§ PROBLEM TO WORK ON
Track down the lines that contain "content" and copy them.

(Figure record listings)
###

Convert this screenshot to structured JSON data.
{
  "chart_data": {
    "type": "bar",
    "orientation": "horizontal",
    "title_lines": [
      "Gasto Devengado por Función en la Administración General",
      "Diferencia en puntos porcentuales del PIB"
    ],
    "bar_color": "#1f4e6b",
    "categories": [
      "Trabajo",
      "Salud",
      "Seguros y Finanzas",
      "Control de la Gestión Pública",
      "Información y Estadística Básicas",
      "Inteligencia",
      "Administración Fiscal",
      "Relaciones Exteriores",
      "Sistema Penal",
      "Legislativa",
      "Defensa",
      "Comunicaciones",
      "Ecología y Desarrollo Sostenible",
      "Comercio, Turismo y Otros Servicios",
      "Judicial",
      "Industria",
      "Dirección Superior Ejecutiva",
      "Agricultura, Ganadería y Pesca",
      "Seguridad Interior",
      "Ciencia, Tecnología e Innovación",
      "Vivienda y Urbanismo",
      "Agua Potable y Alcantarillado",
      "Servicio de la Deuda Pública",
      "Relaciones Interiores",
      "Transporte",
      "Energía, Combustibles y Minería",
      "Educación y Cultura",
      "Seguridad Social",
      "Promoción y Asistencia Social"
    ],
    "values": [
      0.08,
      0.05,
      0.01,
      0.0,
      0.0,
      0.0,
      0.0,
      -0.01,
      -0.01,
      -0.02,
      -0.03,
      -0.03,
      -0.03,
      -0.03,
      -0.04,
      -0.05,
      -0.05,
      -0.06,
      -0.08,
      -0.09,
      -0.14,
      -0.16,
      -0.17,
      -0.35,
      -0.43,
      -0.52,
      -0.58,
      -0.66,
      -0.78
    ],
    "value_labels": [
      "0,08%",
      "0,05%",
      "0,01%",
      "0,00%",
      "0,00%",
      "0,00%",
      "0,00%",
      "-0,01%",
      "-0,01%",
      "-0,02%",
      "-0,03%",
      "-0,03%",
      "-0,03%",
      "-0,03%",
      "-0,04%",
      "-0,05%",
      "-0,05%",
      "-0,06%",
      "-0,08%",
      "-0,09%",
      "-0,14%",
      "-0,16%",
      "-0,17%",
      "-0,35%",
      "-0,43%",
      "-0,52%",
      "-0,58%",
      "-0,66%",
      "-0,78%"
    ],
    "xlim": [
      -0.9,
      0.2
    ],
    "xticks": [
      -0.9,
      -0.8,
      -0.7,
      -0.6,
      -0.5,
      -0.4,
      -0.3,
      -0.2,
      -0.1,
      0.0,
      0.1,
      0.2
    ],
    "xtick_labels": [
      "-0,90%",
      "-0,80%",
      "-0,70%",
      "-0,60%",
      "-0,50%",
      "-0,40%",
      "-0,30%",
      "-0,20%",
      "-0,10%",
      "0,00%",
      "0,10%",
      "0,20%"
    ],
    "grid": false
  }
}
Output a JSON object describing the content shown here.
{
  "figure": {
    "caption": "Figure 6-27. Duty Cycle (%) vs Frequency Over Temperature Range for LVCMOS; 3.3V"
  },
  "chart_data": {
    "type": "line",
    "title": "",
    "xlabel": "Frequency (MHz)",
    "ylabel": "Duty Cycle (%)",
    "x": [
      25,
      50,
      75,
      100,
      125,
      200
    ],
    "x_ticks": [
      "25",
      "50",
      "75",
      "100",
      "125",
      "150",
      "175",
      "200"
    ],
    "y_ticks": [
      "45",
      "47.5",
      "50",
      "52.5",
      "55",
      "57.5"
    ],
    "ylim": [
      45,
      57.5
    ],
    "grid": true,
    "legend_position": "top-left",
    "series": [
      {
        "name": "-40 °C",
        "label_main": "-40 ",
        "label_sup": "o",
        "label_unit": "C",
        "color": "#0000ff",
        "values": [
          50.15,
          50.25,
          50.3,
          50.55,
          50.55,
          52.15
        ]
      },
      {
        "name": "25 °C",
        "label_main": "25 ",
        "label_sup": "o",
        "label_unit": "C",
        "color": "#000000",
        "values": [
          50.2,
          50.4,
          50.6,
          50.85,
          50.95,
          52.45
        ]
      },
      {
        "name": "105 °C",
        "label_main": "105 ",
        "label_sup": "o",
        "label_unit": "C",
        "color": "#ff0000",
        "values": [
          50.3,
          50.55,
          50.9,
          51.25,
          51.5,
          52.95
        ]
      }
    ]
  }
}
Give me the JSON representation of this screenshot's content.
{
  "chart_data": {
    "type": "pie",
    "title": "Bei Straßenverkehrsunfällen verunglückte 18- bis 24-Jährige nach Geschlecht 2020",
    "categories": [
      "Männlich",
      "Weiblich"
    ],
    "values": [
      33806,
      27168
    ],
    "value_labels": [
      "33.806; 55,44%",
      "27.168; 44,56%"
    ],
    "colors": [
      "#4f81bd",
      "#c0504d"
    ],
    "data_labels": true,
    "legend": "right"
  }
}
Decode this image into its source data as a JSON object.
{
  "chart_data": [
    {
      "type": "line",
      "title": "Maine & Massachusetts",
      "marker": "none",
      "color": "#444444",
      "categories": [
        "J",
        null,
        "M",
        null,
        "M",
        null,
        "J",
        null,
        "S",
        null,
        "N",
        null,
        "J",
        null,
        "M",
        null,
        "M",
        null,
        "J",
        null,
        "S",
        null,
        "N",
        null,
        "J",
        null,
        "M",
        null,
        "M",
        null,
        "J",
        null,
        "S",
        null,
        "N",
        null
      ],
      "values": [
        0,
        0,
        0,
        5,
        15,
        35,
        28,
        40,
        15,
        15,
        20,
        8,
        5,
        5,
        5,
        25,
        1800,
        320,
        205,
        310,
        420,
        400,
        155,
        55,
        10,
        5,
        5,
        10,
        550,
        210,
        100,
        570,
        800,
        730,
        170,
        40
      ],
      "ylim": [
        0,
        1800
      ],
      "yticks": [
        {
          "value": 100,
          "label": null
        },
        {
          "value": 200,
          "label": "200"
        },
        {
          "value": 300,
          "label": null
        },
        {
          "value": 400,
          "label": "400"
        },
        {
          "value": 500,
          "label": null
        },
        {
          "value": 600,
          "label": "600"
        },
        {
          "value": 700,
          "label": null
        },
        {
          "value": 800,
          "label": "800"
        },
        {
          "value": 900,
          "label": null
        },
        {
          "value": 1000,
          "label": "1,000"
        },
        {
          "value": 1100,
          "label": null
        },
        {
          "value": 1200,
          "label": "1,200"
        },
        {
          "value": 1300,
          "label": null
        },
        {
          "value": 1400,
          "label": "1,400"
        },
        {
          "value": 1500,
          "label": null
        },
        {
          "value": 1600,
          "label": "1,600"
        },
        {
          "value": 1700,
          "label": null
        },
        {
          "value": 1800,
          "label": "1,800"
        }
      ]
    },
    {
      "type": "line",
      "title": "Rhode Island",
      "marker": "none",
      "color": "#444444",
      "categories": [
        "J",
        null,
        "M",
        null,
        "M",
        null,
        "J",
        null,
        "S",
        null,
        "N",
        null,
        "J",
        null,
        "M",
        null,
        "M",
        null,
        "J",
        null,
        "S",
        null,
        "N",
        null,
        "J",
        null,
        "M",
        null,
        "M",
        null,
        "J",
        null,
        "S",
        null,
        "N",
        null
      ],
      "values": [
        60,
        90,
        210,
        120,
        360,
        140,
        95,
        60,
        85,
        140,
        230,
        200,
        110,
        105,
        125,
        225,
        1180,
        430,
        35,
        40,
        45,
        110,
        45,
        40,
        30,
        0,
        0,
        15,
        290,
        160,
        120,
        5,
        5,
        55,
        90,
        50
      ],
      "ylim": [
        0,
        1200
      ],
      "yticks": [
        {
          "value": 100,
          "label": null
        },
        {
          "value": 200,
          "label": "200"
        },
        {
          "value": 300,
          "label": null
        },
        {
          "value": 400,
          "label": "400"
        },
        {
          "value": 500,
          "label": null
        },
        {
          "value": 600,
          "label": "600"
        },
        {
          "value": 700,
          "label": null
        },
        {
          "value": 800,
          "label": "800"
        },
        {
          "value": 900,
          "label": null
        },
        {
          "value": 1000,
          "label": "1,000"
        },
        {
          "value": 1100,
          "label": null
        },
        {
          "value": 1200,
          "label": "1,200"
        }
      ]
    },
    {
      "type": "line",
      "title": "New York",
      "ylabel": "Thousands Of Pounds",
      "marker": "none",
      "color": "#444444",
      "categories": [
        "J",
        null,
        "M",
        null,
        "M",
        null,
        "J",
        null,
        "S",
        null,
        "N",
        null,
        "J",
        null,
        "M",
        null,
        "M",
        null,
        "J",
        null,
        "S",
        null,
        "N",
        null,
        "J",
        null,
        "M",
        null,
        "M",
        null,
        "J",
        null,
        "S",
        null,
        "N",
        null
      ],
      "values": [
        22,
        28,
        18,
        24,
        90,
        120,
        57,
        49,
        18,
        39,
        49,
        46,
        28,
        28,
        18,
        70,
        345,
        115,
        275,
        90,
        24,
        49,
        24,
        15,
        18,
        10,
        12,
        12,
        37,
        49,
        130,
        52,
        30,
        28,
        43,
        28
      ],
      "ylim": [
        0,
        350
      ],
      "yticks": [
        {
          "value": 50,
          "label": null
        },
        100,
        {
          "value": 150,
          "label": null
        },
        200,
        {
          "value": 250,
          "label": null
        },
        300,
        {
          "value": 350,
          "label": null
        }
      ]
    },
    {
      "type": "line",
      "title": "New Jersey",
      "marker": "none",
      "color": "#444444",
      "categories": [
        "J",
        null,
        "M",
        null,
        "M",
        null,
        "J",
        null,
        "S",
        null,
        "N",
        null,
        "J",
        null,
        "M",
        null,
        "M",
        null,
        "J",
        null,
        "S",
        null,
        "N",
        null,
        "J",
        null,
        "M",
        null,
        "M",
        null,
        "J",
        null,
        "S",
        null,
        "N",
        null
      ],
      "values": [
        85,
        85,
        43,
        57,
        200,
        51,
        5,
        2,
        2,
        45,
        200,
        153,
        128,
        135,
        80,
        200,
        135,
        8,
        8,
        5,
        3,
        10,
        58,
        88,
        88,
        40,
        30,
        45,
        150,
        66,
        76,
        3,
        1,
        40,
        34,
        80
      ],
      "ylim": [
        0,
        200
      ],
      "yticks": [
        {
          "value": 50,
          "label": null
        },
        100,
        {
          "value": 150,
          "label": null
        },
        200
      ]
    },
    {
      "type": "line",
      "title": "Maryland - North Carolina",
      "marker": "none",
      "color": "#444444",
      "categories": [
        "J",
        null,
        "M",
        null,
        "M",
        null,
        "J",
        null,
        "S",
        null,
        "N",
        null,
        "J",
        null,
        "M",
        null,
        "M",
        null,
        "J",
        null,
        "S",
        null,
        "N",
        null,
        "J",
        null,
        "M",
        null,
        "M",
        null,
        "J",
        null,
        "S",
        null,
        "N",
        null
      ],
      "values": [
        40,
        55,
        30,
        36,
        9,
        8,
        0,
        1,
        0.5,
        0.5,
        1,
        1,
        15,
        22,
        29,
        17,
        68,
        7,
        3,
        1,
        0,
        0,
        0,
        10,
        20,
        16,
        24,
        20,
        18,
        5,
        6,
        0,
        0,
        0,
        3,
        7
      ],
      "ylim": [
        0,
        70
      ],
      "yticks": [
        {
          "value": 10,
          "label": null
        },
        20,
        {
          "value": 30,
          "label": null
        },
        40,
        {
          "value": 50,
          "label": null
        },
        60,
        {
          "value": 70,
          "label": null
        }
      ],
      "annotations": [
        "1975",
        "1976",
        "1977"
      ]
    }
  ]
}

###

§ CORRECT ANSWER
Output a JSON object describing the content shown here.
Give me the JSON representation of this screenshot's content.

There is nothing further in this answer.